-- begin Stored rows --
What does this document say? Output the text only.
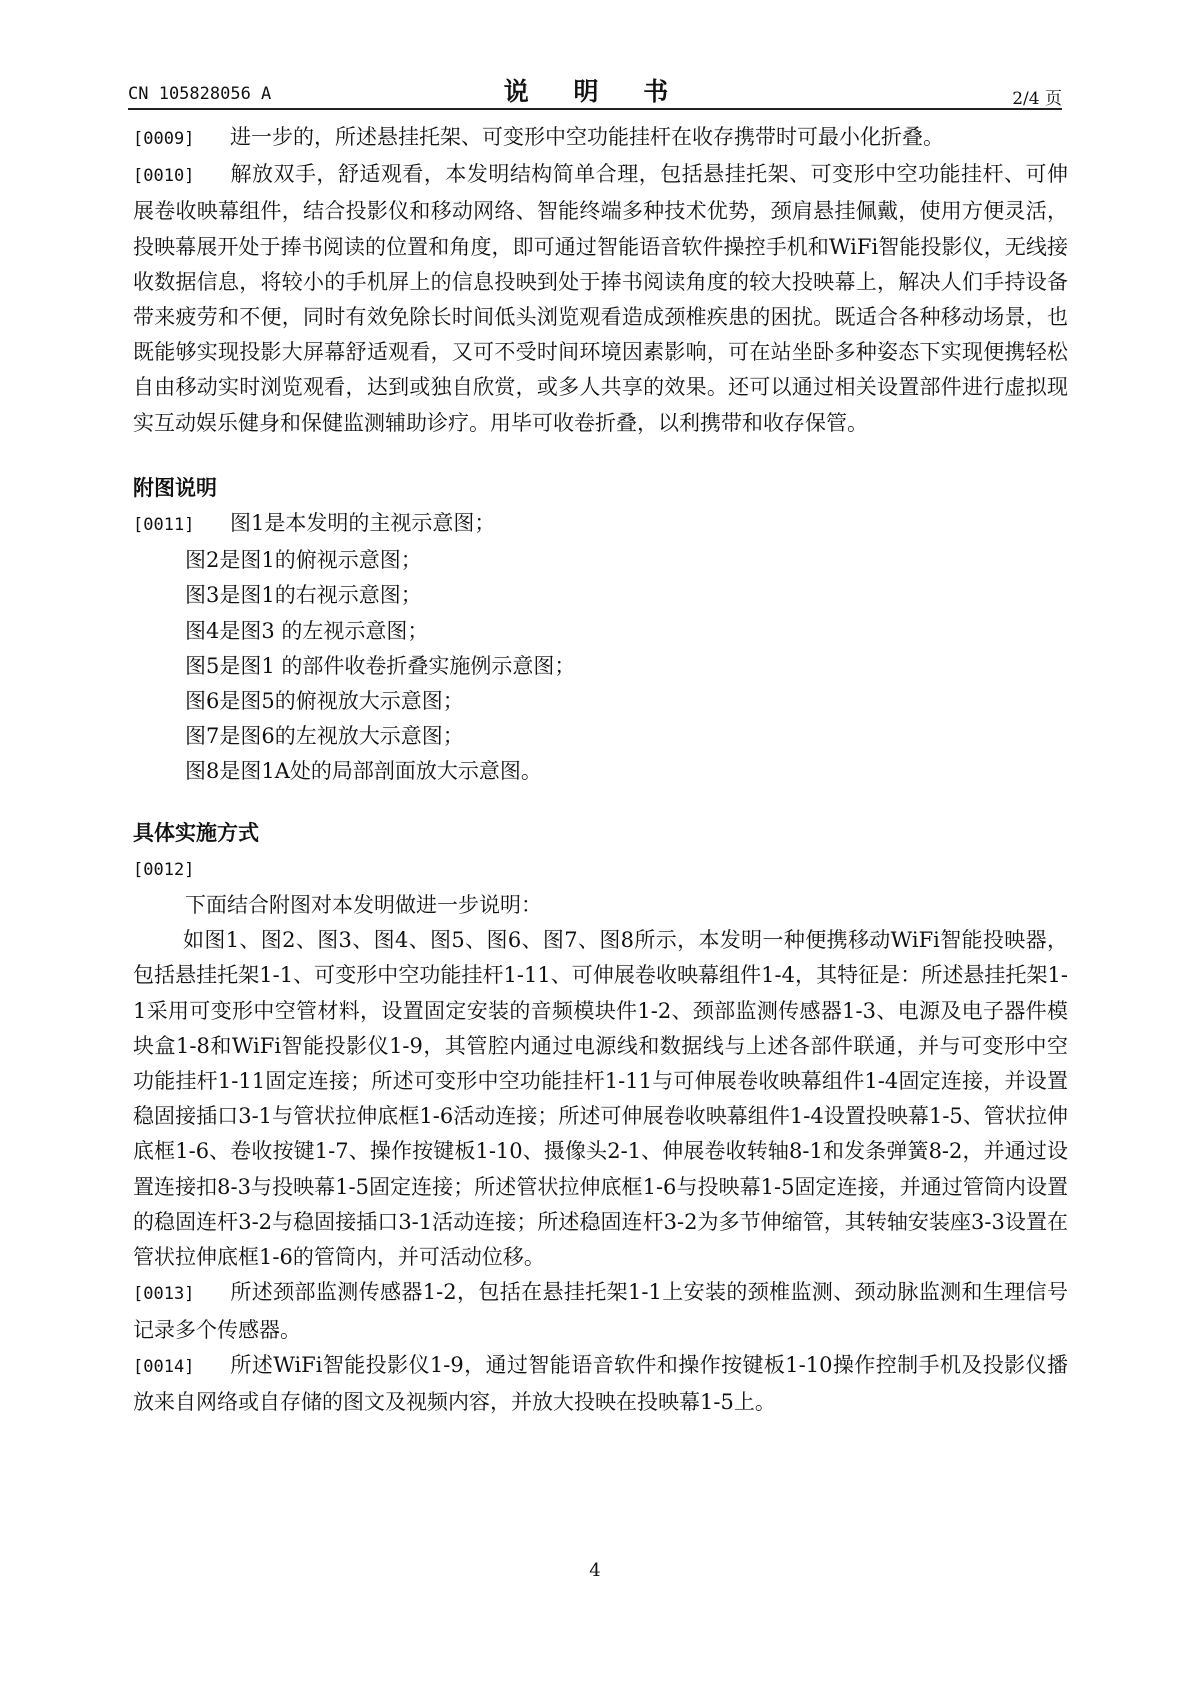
CN 105828056 A	说 明 书	2/4 页

[0009] 进一步的，所述悬挂托架、可变形中空功能挂杆在收存携带时可最小化折叠。

[0010] 解放双手，舒适观看，本发明结构简单合理，包括悬挂托架、可变形中空功能挂杆、可伸展卷收映幕组件，结合投影仪和移动网络、智能终端多种技术优势，颈肩悬挂佩戴，使用方便灵活，投映幕展开处于捧书阅读的位置和角度，即可通过智能语音软件操控手机和WiFi智能投影仪，无线接收数据信息，将较小的手机屏上的信息投映到处于捧书阅读角度的较大投映幕上，解决人们手持设备带来疲劳和不便，同时有效免除长时间低头浏览观看造成颈椎疾患的困扰。既适合各种移动场景，也既能够实现投影大屏幕舒适观看，又可不受时间环境因素影响，可在站坐卧多种姿态下实现便携轻松自由移动实时浏览观看，达到或独自欣赏，或多人共享的效果。还可以通过相关设置部件进行虚拟现实互动娱乐健身和保健监测辅助诊疗。用毕可收卷折叠，以利携带和收存保管。

附图说明

[0011] 图1是本发明的主视示意图；

图2是图1的俯视示意图；
图3是图1的右视示意图；
图4是图3 的左视示意图；
图5是图1 的部件收卷折叠实施例示意图；
图6是图5的俯视放大示意图；
图7是图6的左视放大示意图；
图8是图1A处的局部剖面放大示意图。
具体实施方式
[0012]
下面结合附图对本发明做进一步说明：

如图1、图2、图3、图4、图5、图6、图7、图8所示，本发明一种便携移动WiFi智能投映器，包括悬挂托架1-1、可变形中空功能挂杆1-11、可伸展卷收映幕组件1-4，其特征是：所述悬挂托架1-1采用可变形中空管材料，设置固定安装的音频模块件1-2、颈部监测传感器1-3、电源及电子器件模块盒1-8和WiFi智能投影仪1-9，其管腔内通过电源线和数据线与上述各部件联通，并与可变形中空功能挂杆1-11固定连接；所述可变形中空功能挂杆1-11与可伸展卷收映幕组件1-4固定连接，并设置稳固接插口3-1与管状拉伸底框1-6活动连接；所述可伸展卷收映幕组件1-4设置投映幕1-5、管状拉伸底框1-6、卷收按键1-7、操作按键板1-10、摄像头2-1、伸展卷收转轴8-1和发条弹簧8-2，并通过设置连接扣8-3与投映幕1-5固定连接；所述管状拉伸底框1-6与投映幕1-5固定连接，并通过管筒内设置的稳固连杆3-2与稳固接插口3-1活动连接；所述稳固连杆3-2为多节伸缩管，其转轴安装座3-3设置在管状拉伸底框1-6的管筒内，并可活动位移。

[0013] 所述颈部监测传感器1-2，包括在悬挂托架1-1上安装的颈椎监测、颈动脉监测和生理信号记录多个传感器。

[0014] 所述WiFi智能投影仪1-9，通过智能语音软件和操作按键板1-10操作控制手机及投影仪播放来自网络或自存储的图文及视频内容，并放大投映在投映幕1-5上。

4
-- end Stored rows --
Your task: Transcribe all entries above exactly. Drop the pictures.

Final answer:
What does this document say? Output the text only.
CN 105828056 A	说 明 书	2/4 页

[0009] 进一步的，所述悬挂托架、可变形中空功能挂杆在收存携带时可最小化折叠。

[0010] 解放双手，舒适观看，本发明结构简单合理，包括悬挂托架、可变形中空功能挂杆、可伸展卷收映幕组件，结合投影仪和移动网络、智能终端多种技术优势，颈肩悬挂佩戴，使用方便灵活，投映幕展开处于捧书阅读的位置和角度，即可通过智能语音软件操控手机和WiFi智能投影仪，无线接收数据信息，将较小的手机屏上的信息投映到处于捧书阅读角度的较大投映幕上，解决人们手持设备带来疲劳和不便，同时有效免除长时间低头浏览观看造成颈椎疾患的困扰。既适合各种移动场景，也既能够实现投影大屏幕舒适观看，又可不受时间环境因素影响，可在站坐卧多种姿态下实现便携轻松自由移动实时浏览观看，达到或独自欣赏，或多人共享的效果。还可以通过相关设置部件进行虚拟现实互动娱乐健身和保健监测辅助诊疗。用毕可收卷折叠，以利携带和收存保管。

附图说明

[0011] 图1是本发明的主视示意图；

图2是图1的俯视示意图；
图3是图1的右视示意图；
图4是图3 的左视示意图；
图5是图1 的部件收卷折叠实施例示意图；
图6是图5的俯视放大示意图；
图7是图6的左视放大示意图；
图8是图1A处的局部剖面放大示意图。
具体实施方式
[0012]
下面结合附图对本发明做进一步说明：

如图1、图2、图3、图4、图5、图6、图7、图8所示，本发明一种便携移动WiFi智能投映器，包括悬挂托架1-1、可变形中空功能挂杆1-11、可伸展卷收映幕组件1-4，其特征是：所述悬挂托架1-1采用可变形中空管材料，设置固定安装的音频模块件1-2、颈部监测传感器1-3、电源及电子器件模块盒1-8和WiFi智能投影仪1-9，其管腔内通过电源线和数据线与上述各部件联通，并与可变形中空功能挂杆1-11固定连接；所述可变形中空功能挂杆1-11与可伸展卷收映幕组件1-4固定连接，并设置稳固接插口3-1与管状拉伸底框1-6活动连接；所述可伸展卷收映幕组件1-4设置投映幕1-5、管状拉伸底框1-6、卷收按键1-7、操作按键板1-10、摄像头2-1、伸展卷收转轴8-1和发条弹簧8-2，并通过设置连接扣8-3与投映幕1-5固定连接；所述管状拉伸底框1-6与投映幕1-5固定连接，并通过管筒内设置的稳固连杆3-2与稳固接插口3-1活动连接；所述稳固连杆3-2为多节伸缩管，其转轴安装座3-3设置在管状拉伸底框1-6的管筒内，并可活动位移。

[0013] 所述颈部监测传感器1-2，包括在悬挂托架1-1上安装的颈椎监测、颈动脉监测和生理信号记录多个传感器。

[0014] 所述WiFi智能投影仪1-9，通过智能语音软件和操作按键板1-10操作控制手机及投影仪播放来自网络或自存储的图文及视频内容，并放大投映在投映幕1-5上。

4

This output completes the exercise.